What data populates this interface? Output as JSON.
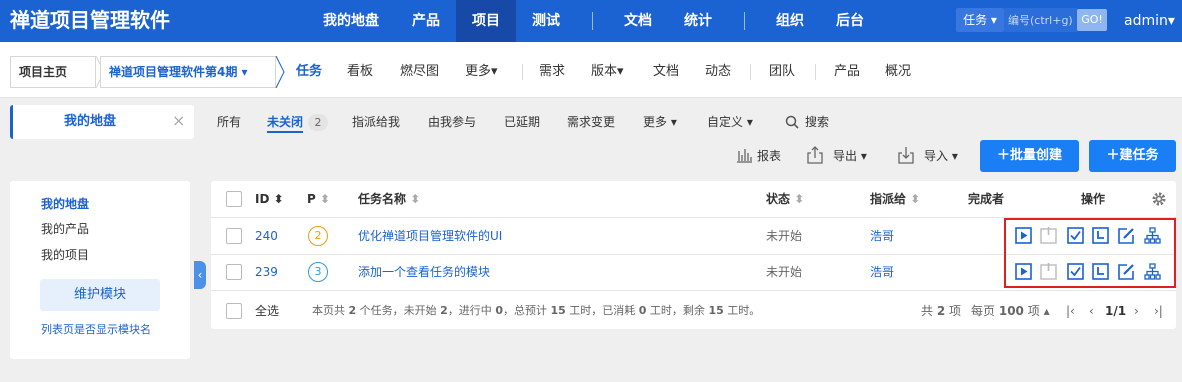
{
  "app_title": "禅道项目管理软件",
  "nav": {
    "items": [
      "我的地盘",
      "产品",
      "项目",
      "测试",
      "文档",
      "统计",
      "组织",
      "后台"
    ],
    "active": "项目",
    "search_type": "任务",
    "search_placeholder": "编号(ctrl+g)",
    "go_label": "GO!",
    "user": "admin"
  },
  "breadcrumb": {
    "home": "项目主页",
    "project": "禅道项目管理软件第4期"
  },
  "subnav": [
    "任务",
    "看板",
    "燃尽图",
    "更多",
    "需求",
    "版本",
    "文档",
    "动态",
    "团队",
    "产品",
    "概况"
  ],
  "sidebar": {
    "title": "我的地盘",
    "items": [
      "我的地盘",
      "我的产品",
      "我的项目"
    ],
    "maintain_label": "维护模块",
    "note": "列表页是否显示模块名"
  },
  "filters": {
    "all": "所有",
    "open": "未关闭",
    "open_count": "2",
    "assigned": "指派给我",
    "involved": "由我参与",
    "delayed": "已延期",
    "story_changed": "需求变更",
    "more": "更多",
    "custom": "自定义",
    "search": "搜索"
  },
  "toolbar": {
    "report": "报表",
    "export": "导出",
    "import": "导入",
    "batch_create": "批量创建",
    "create": "建任务"
  },
  "table": {
    "headers": {
      "id": "ID",
      "pri": "P",
      "name": "任务名称",
      "status": "状态",
      "assigned": "指派给",
      "finished_by": "完成者",
      "actions": "操作"
    },
    "rows": [
      {
        "id": "240",
        "pri": "2",
        "name": "优化禅道项目管理软件的UI",
        "status": "未开始",
        "assigned": "浩哥"
      },
      {
        "id": "239",
        "pri": "3",
        "name": "添加一个查看任务的模块",
        "status": "未开始",
        "assigned": "浩哥"
      }
    ],
    "select_all": "全选",
    "summary_parts": [
      "本页共 ",
      "2",
      " 个任务，未开始 ",
      "2",
      "，进行中 ",
      "0",
      "，总预计 ",
      "15",
      " 工时，已消耗 ",
      "0",
      " 工时，剩余 ",
      "15",
      " 工时。"
    ],
    "pager": {
      "total_prefix": "共",
      "total": "2",
      "total_suffix": "项",
      "per_prefix": "每页",
      "per_page": "100",
      "per_suffix": "项",
      "page": "1/1"
    }
  },
  "colors": {
    "primary": "#1b62d3",
    "pri2": "#f39c12",
    "pri3": "#3399dd",
    "highlight": "#e02020"
  }
}
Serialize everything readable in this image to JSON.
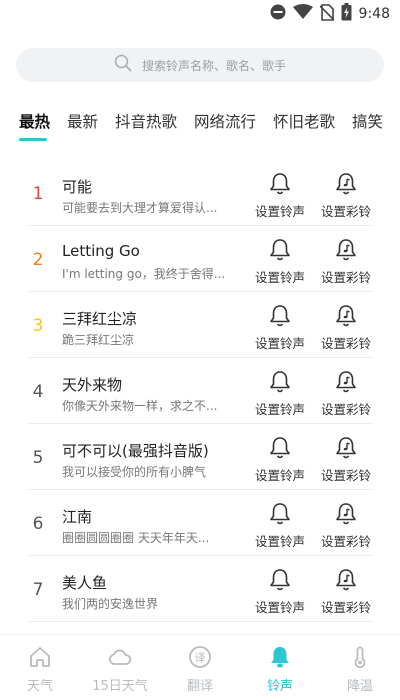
{
  "status_bar": {
    "time": "9:48",
    "icons": [
      "do-not-disturb-icon",
      "wifi-icon",
      "no-sim-icon",
      "battery-charging-icon"
    ]
  },
  "search": {
    "placeholder": "搜索铃声名称、歌名、歌手"
  },
  "tabs": [
    {
      "label": "最热",
      "active": true
    },
    {
      "label": "最新",
      "active": false
    },
    {
      "label": "抖音热歌",
      "active": false
    },
    {
      "label": "网络流行",
      "active": false
    },
    {
      "label": "怀旧老歌",
      "active": false
    },
    {
      "label": "搞笑",
      "active": false
    }
  ],
  "actions": {
    "set_ringtone": "设置铃声",
    "set_crbt": "设置彩铃"
  },
  "rank_colors": {
    "first": "#e8453c",
    "second": "#f07d1e",
    "third": "#f5c525",
    "default": "#555555"
  },
  "songs": [
    {
      "rank": "1",
      "title": "可能",
      "desc": "可能要去到大理才算爱得认..."
    },
    {
      "rank": "2",
      "title": "Letting Go",
      "desc": "I'm letting go，我终于舍得..."
    },
    {
      "rank": "3",
      "title": "三拜红尘凉",
      "desc": "跪三拜红尘凉"
    },
    {
      "rank": "4",
      "title": "天外来物",
      "desc": "你像天外来物一样，求之不..."
    },
    {
      "rank": "5",
      "title": "可不可以(最强抖音版)",
      "desc": "我可以接受你的所有小脾气"
    },
    {
      "rank": "6",
      "title": "江南",
      "desc": "圈圈圆圆圈圈 天天年年天..."
    },
    {
      "rank": "7",
      "title": "美人鱼",
      "desc": "我们两的安逸世界"
    }
  ],
  "bottom_nav": [
    {
      "label": "天气",
      "icon": "house-icon",
      "active": false
    },
    {
      "label": "15日天气",
      "icon": "cloud-icon",
      "active": false
    },
    {
      "label": "翻译",
      "icon": "translate-icon",
      "active": false
    },
    {
      "label": "铃声",
      "icon": "bell-icon",
      "active": true
    },
    {
      "label": "降温",
      "icon": "thermometer-icon",
      "active": false
    }
  ],
  "colors": {
    "accent": "#2ec7d1",
    "inactive_nav": "#b8bcc0"
  }
}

+++

*PROBLEM STATEMENT:*
Using the records above, output their complete text exactly, minus any images.

*ANSWER TO THE PROBLEM:*
What data populates this interface? Output as JSON.
{
  "app_title": "禅道项目管理软件",
  "nav": {
    "items": [
      "我的地盘",
      "产品",
      "项目",
      "测试",
      "文档",
      "统计",
      "组织",
      "后台"
    ],
    "active": "项目",
    "search_type": "任务",
    "search_placeholder": "编号(ctrl+g)",
    "go_label": "GO!",
    "user": "admin"
  },
  "breadcrumb": {
    "home": "项目主页",
    "project": "禅道项目管理软件第4期"
  },
  "subnav": [
    "任务",
    "看板",
    "燃尽图",
    "更多",
    "需求",
    "版本",
    "文档",
    "动态",
    "团队",
    "产品",
    "概况"
  ],
  "sidebar": {
    "title": "我的地盘",
    "items": [
      "我的地盘",
      "我的产品",
      "我的项目"
    ],
    "maintain_label": "维护模块",
    "note": "列表页是否显示模块名"
  },
  "filters": {
    "all": "所有",
    "open": "未关闭",
    "open_count": "2",
    "assigned": "指派给我",
    "involved": "由我参与",
    "delayed": "已延期",
    "story_changed": "需求变更",
    "more": "更多",
    "custom": "自定义",
    "search": "搜索"
  },
  "toolbar": {
    "report": "报表",
    "export": "导出",
    "import": "导入",
    "batch_create": "批量创建",
    "create": "建任务"
  },
  "table": {
    "headers": {
      "id": "ID",
      "pri": "P",
      "name": "任务名称",
      "status": "状态",
      "assigned": "指派给",
      "finished_by": "完成者",
      "actions": "操作"
    },
    "rows": [
      {
        "id": "240",
        "pri": "2",
        "name": "优化禅道项目管理软件的UI",
        "status": "未开始",
        "assigned": "浩哥"
      },
      {
        "id": "239",
        "pri": "3",
        "name": "添加一个查看任务的模块",
        "status": "未开始",
        "assigned": "浩哥"
      }
    ],
    "select_all": "全选",
    "summary_parts": [
      "本页共 ",
      "2",
      " 个任务，未开始 ",
      "2",
      "，进行中 ",
      "0",
      "，总预计 ",
      "15",
      " 工时，已消耗 ",
      "0",
      " 工时，剩余 ",
      "15",
      " 工时。"
    ],
    "pager": {
      "total_prefix": "共",
      "total": "2",
      "total_suffix": "项",
      "per_prefix": "每页",
      "per_page": "100",
      "per_suffix": "项",
      "page": "1/1"
    }
  },
  "colors": {
    "primary": "#1b62d3",
    "pri2": "#f39c12",
    "pri3": "#3399dd",
    "highlight": "#e02020"
  }
}
Serialize everything readable in this image to JSON.
{
  "status_bar": {
    "time": "9:48",
    "icons": [
      "do-not-disturb-icon",
      "wifi-icon",
      "no-sim-icon",
      "battery-charging-icon"
    ]
  },
  "search": {
    "placeholder": "搜索铃声名称、歌名、歌手"
  },
  "tabs": [
    {
      "label": "最热",
      "active": true
    },
    {
      "label": "最新",
      "active": false
    },
    {
      "label": "抖音热歌",
      "active": false
    },
    {
      "label": "网络流行",
      "active": false
    },
    {
      "label": "怀旧老歌",
      "active": false
    },
    {
      "label": "搞笑",
      "active": false
    }
  ],
  "actions": {
    "set_ringtone": "设置铃声",
    "set_crbt": "设置彩铃"
  },
  "rank_colors": {
    "first": "#e8453c",
    "second": "#f07d1e",
    "third": "#f5c525",
    "default": "#555555"
  },
  "songs": [
    {
      "rank": "1",
      "title": "可能",
      "desc": "可能要去到大理才算爱得认..."
    },
    {
      "rank": "2",
      "title": "Letting Go",
      "desc": "I'm letting go，我终于舍得..."
    },
    {
      "rank": "3",
      "title": "三拜红尘凉",
      "desc": "跪三拜红尘凉"
    },
    {
      "rank": "4",
      "title": "天外来物",
      "desc": "你像天外来物一样，求之不..."
    },
    {
      "rank": "5",
      "title": "可不可以(最强抖音版)",
      "desc": "我可以接受你的所有小脾气"
    },
    {
      "rank": "6",
      "title": "江南",
      "desc": "圈圈圆圆圈圈 天天年年天..."
    },
    {
      "rank": "7",
      "title": "美人鱼",
      "desc": "我们两的安逸世界"
    }
  ],
  "bottom_nav": [
    {
      "label": "天气",
      "icon": "house-icon",
      "active": false
    },
    {
      "label": "15日天气",
      "icon": "cloud-icon",
      "active": false
    },
    {
      "label": "翻译",
      "icon": "translate-icon",
      "active": false
    },
    {
      "label": "铃声",
      "icon": "bell-icon",
      "active": true
    },
    {
      "label": "降温",
      "icon": "thermometer-icon",
      "active": false
    }
  ],
  "colors": {
    "accent": "#2ec7d1",
    "inactive_nav": "#b8bcc0"
  }
}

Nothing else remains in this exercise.